▶ **EXERCISE AIM**
From the listing below, count the lines where the string "neutral" occurs. Give the number, with no other words.

▶ **RECORDS SHOWN**
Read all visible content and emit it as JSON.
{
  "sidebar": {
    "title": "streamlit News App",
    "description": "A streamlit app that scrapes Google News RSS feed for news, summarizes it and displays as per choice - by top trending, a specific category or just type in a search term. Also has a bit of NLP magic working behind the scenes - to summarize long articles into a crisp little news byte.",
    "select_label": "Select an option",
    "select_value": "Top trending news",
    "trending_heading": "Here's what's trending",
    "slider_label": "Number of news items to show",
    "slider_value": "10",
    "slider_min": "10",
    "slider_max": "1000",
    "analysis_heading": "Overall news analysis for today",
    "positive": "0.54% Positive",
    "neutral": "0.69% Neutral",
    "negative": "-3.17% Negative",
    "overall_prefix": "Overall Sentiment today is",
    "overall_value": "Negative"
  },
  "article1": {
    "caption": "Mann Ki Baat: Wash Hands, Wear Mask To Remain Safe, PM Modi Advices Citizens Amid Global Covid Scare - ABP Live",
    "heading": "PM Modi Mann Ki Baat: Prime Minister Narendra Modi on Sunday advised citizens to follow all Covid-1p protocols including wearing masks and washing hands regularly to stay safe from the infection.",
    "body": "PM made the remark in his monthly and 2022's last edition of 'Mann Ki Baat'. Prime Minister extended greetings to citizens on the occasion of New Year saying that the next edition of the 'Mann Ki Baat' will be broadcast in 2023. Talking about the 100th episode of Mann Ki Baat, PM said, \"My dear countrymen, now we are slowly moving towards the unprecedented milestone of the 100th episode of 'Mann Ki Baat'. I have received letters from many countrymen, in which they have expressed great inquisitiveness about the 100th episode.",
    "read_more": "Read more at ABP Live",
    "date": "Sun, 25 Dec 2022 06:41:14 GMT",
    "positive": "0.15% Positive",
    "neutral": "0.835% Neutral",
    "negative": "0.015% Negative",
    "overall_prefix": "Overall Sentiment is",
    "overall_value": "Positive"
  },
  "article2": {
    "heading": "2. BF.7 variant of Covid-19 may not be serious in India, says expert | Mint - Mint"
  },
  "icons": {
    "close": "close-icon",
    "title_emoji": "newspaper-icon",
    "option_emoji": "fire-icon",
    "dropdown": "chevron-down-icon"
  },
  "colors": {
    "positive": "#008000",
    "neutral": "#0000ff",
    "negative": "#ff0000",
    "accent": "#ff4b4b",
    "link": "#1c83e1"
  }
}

▶ **WRITTEN ANSWER**
3